#### [YOUR INSTRUCTIONS]
Copy out every line of the items below, character for character, with nothing changed, added, or left out.

"""

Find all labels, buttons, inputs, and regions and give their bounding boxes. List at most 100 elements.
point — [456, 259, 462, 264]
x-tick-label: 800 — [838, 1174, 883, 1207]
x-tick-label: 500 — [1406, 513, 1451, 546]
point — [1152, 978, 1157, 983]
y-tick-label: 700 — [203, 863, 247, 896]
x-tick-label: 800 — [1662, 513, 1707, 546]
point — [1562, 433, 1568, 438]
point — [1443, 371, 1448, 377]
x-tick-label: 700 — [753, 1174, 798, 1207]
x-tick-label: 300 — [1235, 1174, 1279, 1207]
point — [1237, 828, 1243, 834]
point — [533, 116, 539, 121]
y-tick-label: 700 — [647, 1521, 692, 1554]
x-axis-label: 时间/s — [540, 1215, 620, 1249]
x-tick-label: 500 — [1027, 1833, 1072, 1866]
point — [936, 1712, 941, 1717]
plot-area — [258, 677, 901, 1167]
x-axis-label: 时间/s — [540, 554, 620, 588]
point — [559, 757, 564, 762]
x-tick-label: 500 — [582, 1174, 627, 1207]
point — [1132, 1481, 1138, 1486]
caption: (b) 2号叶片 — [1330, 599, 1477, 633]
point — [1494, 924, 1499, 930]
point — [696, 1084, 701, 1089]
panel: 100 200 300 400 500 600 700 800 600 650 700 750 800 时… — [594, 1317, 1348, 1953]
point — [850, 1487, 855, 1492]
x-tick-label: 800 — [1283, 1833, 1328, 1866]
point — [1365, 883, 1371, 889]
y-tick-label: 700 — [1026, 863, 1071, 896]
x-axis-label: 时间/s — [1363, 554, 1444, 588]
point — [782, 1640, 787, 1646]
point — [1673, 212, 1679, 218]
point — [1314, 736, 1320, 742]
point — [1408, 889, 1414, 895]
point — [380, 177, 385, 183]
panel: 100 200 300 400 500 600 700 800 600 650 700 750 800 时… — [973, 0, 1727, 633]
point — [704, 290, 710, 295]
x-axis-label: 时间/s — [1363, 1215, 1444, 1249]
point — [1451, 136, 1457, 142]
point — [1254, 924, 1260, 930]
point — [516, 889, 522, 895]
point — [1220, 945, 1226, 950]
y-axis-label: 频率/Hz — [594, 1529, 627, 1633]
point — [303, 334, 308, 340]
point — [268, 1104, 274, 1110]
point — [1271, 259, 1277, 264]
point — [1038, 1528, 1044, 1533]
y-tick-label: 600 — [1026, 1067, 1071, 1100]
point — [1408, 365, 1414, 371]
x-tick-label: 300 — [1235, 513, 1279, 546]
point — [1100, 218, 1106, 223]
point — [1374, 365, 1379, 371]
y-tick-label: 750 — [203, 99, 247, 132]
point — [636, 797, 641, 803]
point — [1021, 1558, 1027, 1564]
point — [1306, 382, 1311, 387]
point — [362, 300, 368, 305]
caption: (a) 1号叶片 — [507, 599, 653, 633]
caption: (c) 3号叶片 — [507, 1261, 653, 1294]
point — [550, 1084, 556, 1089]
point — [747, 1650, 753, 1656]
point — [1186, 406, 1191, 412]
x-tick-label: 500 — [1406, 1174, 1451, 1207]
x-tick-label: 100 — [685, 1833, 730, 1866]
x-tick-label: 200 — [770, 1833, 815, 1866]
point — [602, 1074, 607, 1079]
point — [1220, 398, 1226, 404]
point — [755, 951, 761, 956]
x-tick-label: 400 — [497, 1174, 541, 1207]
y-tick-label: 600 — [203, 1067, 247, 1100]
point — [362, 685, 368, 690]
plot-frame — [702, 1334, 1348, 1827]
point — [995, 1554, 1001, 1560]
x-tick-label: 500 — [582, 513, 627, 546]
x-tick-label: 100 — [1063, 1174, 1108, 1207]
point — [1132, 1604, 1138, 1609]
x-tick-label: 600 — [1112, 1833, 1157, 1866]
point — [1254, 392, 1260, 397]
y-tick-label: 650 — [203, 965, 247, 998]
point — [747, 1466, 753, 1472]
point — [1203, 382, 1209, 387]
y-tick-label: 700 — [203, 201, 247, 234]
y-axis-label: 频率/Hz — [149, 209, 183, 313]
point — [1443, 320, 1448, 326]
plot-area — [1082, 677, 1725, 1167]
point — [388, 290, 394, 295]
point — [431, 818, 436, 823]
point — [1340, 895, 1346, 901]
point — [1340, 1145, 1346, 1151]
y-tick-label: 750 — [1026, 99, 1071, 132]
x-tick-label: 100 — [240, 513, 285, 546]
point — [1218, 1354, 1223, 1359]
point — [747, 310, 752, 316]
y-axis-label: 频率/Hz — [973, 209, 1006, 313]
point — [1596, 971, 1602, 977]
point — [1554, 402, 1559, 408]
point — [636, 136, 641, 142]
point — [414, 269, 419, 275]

"""

#### [SOLUTION TO THIS EXERCISE]
Find all labels, buttons, inputs, and regions and give their bounding boxes. List at most 100 elements.
point — [456, 259, 462, 264]
x-tick-label: 800 — [838, 1174, 883, 1207]
x-tick-label: 500 — [1406, 513, 1451, 546]
point — [1152, 978, 1157, 983]
y-tick-label: 700 — [203, 863, 247, 896]
x-tick-label: 800 — [1662, 513, 1707, 546]
point — [1562, 433, 1568, 438]
point — [1443, 371, 1448, 377]
x-tick-label: 700 — [753, 1174, 798, 1207]
x-tick-label: 300 — [1235, 1174, 1279, 1207]
point — [1237, 828, 1243, 834]
point — [533, 116, 539, 121]
y-tick-label: 700 — [647, 1521, 692, 1554]
x-axis-label: 时间/s — [540, 1215, 620, 1249]
x-tick-label: 500 — [1027, 1833, 1072, 1866]
point — [936, 1712, 941, 1717]
plot-area — [258, 677, 901, 1167]
x-axis-label: 时间/s — [540, 554, 620, 588]
point — [559, 757, 564, 762]
x-tick-label: 500 — [582, 1174, 627, 1207]
point — [1132, 1481, 1138, 1486]
caption: (b) 2号叶片 — [1330, 599, 1477, 633]
point — [1494, 924, 1499, 930]
point — [696, 1084, 701, 1089]
panel: 100 200 300 400 500 600 700 800 600 650 700 750 800 时… — [594, 1317, 1348, 1953]
point — [850, 1487, 855, 1492]
x-tick-label: 800 — [1283, 1833, 1328, 1866]
point — [1365, 883, 1371, 889]
y-tick-label: 700 — [1026, 863, 1071, 896]
x-axis-label: 时间/s — [1363, 554, 1444, 588]
point — [782, 1640, 787, 1646]
point — [1673, 212, 1679, 218]
point — [1314, 736, 1320, 742]
point — [1408, 889, 1414, 895]
point — [380, 177, 385, 183]
panel: 100 200 300 400 500 600 700 800 600 650 700 750 800 时… — [973, 0, 1727, 633]
point — [704, 290, 710, 295]
x-axis-label: 时间/s — [1363, 1215, 1444, 1249]
point — [1451, 136, 1457, 142]
point — [1254, 924, 1260, 930]
point — [516, 889, 522, 895]
point — [1220, 945, 1226, 950]
y-axis-label: 频率/Hz — [594, 1529, 627, 1633]
point — [303, 334, 308, 340]
point — [268, 1104, 274, 1110]
point — [1271, 259, 1277, 264]
point — [1038, 1528, 1044, 1533]
y-tick-label: 600 — [1026, 1067, 1071, 1100]
point — [1408, 365, 1414, 371]
x-tick-label: 300 — [1235, 513, 1279, 546]
point — [1100, 218, 1106, 223]
point — [1374, 365, 1379, 371]
y-tick-label: 750 — [203, 99, 247, 132]
point — [636, 797, 641, 803]
point — [1021, 1558, 1027, 1564]
point — [1306, 382, 1311, 387]
point — [362, 300, 368, 305]
caption: (a) 1号叶片 — [507, 599, 653, 633]
caption: (c) 3号叶片 — [507, 1261, 653, 1294]
point — [550, 1084, 556, 1089]
point — [747, 1650, 753, 1656]
point — [1186, 406, 1191, 412]
x-tick-label: 500 — [1406, 1174, 1451, 1207]
x-tick-label: 100 — [685, 1833, 730, 1866]
x-tick-label: 200 — [770, 1833, 815, 1866]
point — [602, 1074, 607, 1079]
point — [1220, 398, 1226, 404]
point — [755, 951, 761, 956]
x-tick-label: 400 — [497, 1174, 541, 1207]
y-tick-label: 600 — [203, 1067, 247, 1100]
point — [362, 685, 368, 690]
plot-frame — [702, 1334, 1348, 1827]
point — [995, 1554, 1001, 1560]
x-tick-label: 500 — [582, 513, 627, 546]
x-tick-label: 100 — [1063, 1174, 1108, 1207]
point — [1132, 1604, 1138, 1609]
x-tick-label: 600 — [1112, 1833, 1157, 1866]
point — [1254, 392, 1260, 397]
y-tick-label: 650 — [203, 965, 247, 998]
point — [747, 1466, 753, 1472]
point — [1203, 382, 1209, 387]
y-tick-label: 700 — [203, 201, 247, 234]
y-axis-label: 频率/Hz — [149, 209, 183, 313]
point — [1443, 320, 1448, 326]
plot-area — [1082, 677, 1725, 1167]
point — [388, 290, 394, 295]
point — [431, 818, 436, 823]
point — [1340, 895, 1346, 901]
point — [1340, 1145, 1346, 1151]
y-tick-label: 750 — [1026, 99, 1071, 132]
x-tick-label: 100 — [240, 513, 285, 546]
point — [1218, 1354, 1223, 1359]
point — [747, 310, 752, 316]
y-axis-label: 频率/Hz — [973, 209, 1006, 313]
point — [1596, 971, 1602, 977]
point — [1554, 402, 1559, 408]
point — [636, 136, 641, 142]
point — [414, 269, 419, 275]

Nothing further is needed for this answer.